## [Stored rows]
┌──

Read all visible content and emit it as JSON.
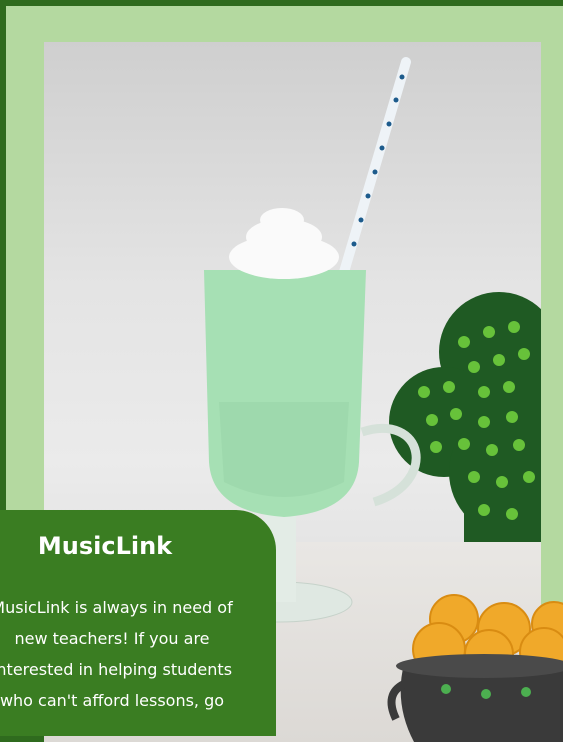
{
  "card": {
    "title": "MusicLink",
    "body": "MusicLink is always in need of\nnew teachers! If you are\ninterested in helping students\nwho can't afford lessons, go"
  },
  "colors": {
    "background": "#2f6b1e",
    "frame": "#b4d9a0",
    "card": "#3a7d22",
    "shake": "#a6e0b4",
    "shamrock": "#1f5a23",
    "shamrock_dots": "#67c23a",
    "gold": "#f0a92a"
  },
  "icons": {
    "photo": "mint-shake-photo",
    "shamrock": "shamrock-decoration",
    "pot": "pot-of-gold"
  }
}
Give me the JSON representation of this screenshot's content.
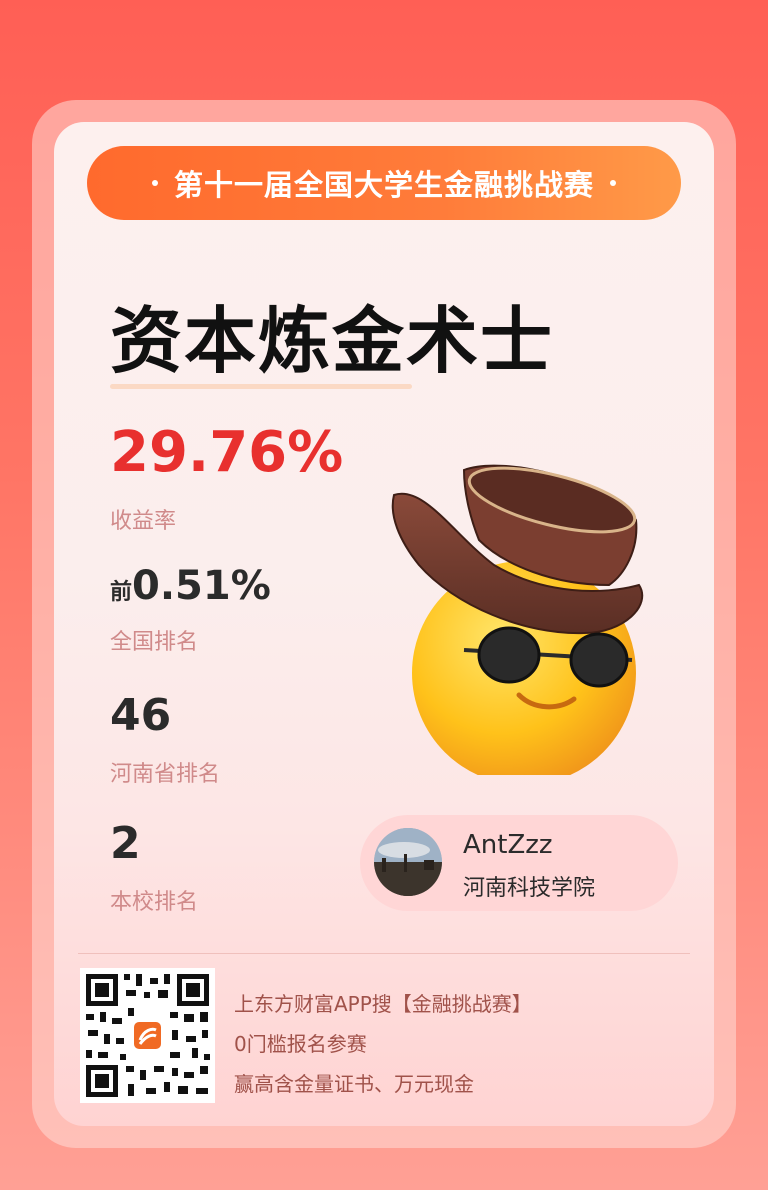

└──

## [Task statement]
What you return should match the records above word for word, minus the pictures.

## [Correct output]
Read all visible content and emit it as JSON.
{
  "card": {
    "title": "MusicLink",
    "body": "MusicLink is always in need of\nnew teachers! If you are\ninterested in helping students\nwho can't afford lessons, go"
  },
  "colors": {
    "background": "#2f6b1e",
    "frame": "#b4d9a0",
    "card": "#3a7d22",
    "shake": "#a6e0b4",
    "shamrock": "#1f5a23",
    "shamrock_dots": "#67c23a",
    "gold": "#f0a92a"
  },
  "icons": {
    "photo": "mint-shake-photo",
    "shamrock": "shamrock-decoration",
    "pot": "pot-of-gold"
  }
}
Give me the JSON representation of this screenshot's content.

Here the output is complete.